Data for this task:

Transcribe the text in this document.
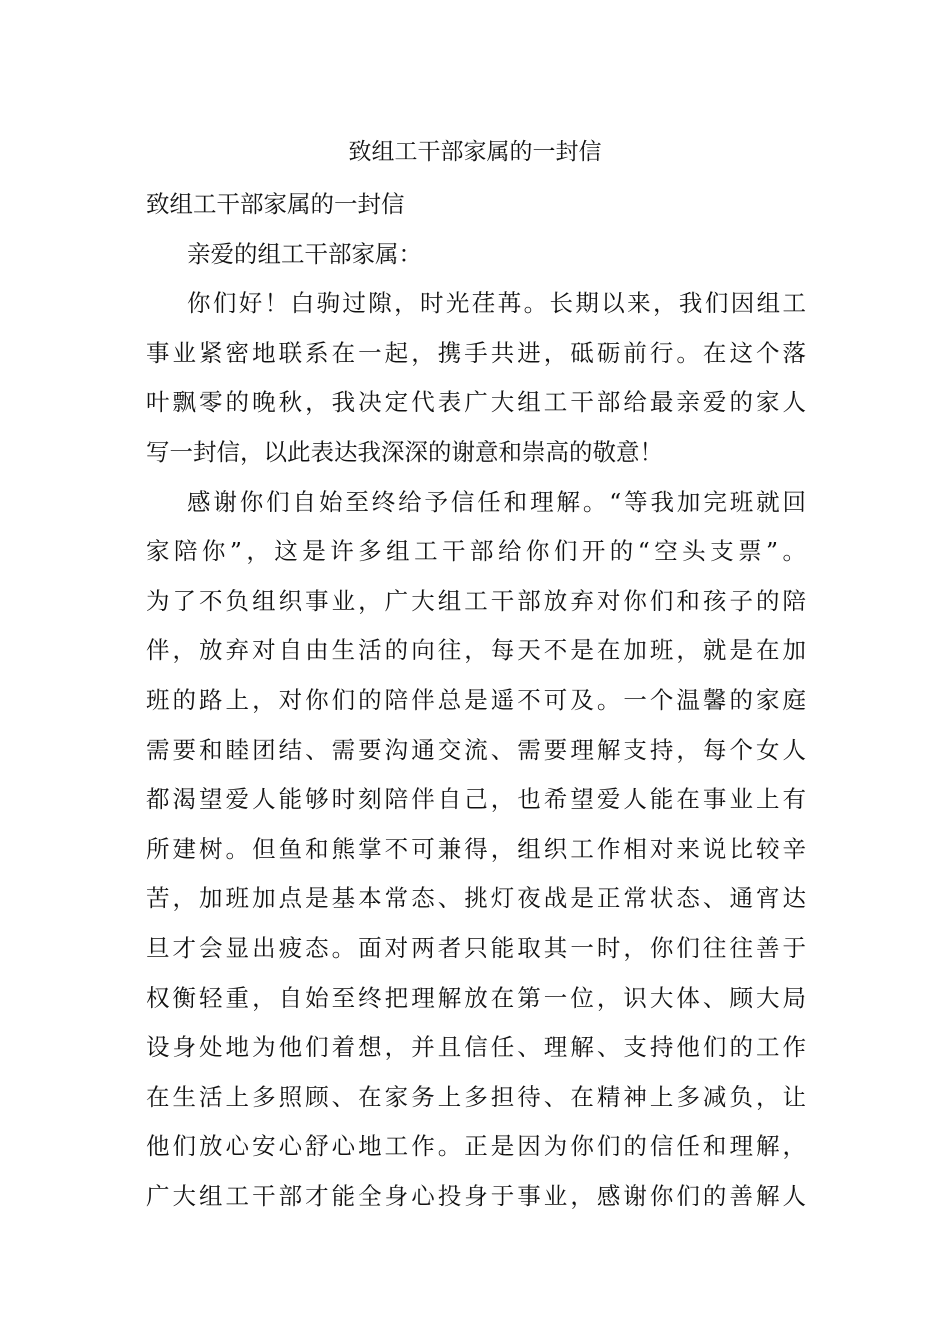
致组工干部家属的一封信
致组工干部家属的一封信
亲爱的组工干部家属：
你们好！白驹过隙，时光荏苒。长期以来，我们因组工
事业紧密地联系在一起，携手共进，砥砺前行。在这个落
叶飘零的晚秋，我决定代表广大组工干部给最亲爱的家人
写一封信，以此表达我深深的谢意和崇高的敬意！
感谢你们自始至终给予信任和理解。“等我加完班就回
家陪你”，这是许多组工干部给你们开的“空头支票”。
为了不负组织事业，广大组工干部放弃对你们和孩子的陪
伴，放弃对自由生活的向往，每天不是在加班，就是在加
班的路上，对你们的陪伴总是遥不可及。一个温馨的家庭
需要和睦团结、需要沟通交流、需要理解支持，每个女人
都渴望爱人能够时刻陪伴自己，也希望爱人能在事业上有
所建树。但鱼和熊掌不可兼得，组织工作相对来说比较辛
苦，加班加点是基本常态、挑灯夜战是正常状态、通宵达
旦才会显出疲态。面对两者只能取其一时，你们往往善于
权衡轻重，自始至终把理解放在第一位，识大体、顾大局
设身处地为他们着想，并且信任、理解、支持他们的工作
在生活上多照顾、在家务上多担待、在精神上多减负，让
他们放心安心舒心地工作。正是因为你们的信任和理解，
广大组工干部才能全身心投身于事业，感谢你们的善解人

Exercise description: Transcribe the full listing above exactly, with the images removed.

Full solution:
Transcribe the text in this document.
致组工干部家属的一封信
致组工干部家属的一封信
亲爱的组工干部家属：
你们好！白驹过隙，时光荏苒。长期以来，我们因组工
事业紧密地联系在一起，携手共进，砥砺前行。在这个落
叶飘零的晚秋，我决定代表广大组工干部给最亲爱的家人
写一封信，以此表达我深深的谢意和崇高的敬意！
感谢你们自始至终给予信任和理解。“等我加完班就回
家陪你”，这是许多组工干部给你们开的“空头支票”。
为了不负组织事业，广大组工干部放弃对你们和孩子的陪
伴，放弃对自由生活的向往，每天不是在加班，就是在加
班的路上，对你们的陪伴总是遥不可及。一个温馨的家庭
需要和睦团结、需要沟通交流、需要理解支持，每个女人
都渴望爱人能够时刻陪伴自己，也希望爱人能在事业上有
所建树。但鱼和熊掌不可兼得，组织工作相对来说比较辛
苦，加班加点是基本常态、挑灯夜战是正常状态、通宵达
旦才会显出疲态。面对两者只能取其一时，你们往往善于
权衡轻重，自始至终把理解放在第一位，识大体、顾大局
设身处地为他们着想，并且信任、理解、支持他们的工作
在生活上多照顾、在家务上多担待、在精神上多减负，让
他们放心安心舒心地工作。正是因为你们的信任和理解，
广大组工干部才能全身心投身于事业，感谢你们的善解人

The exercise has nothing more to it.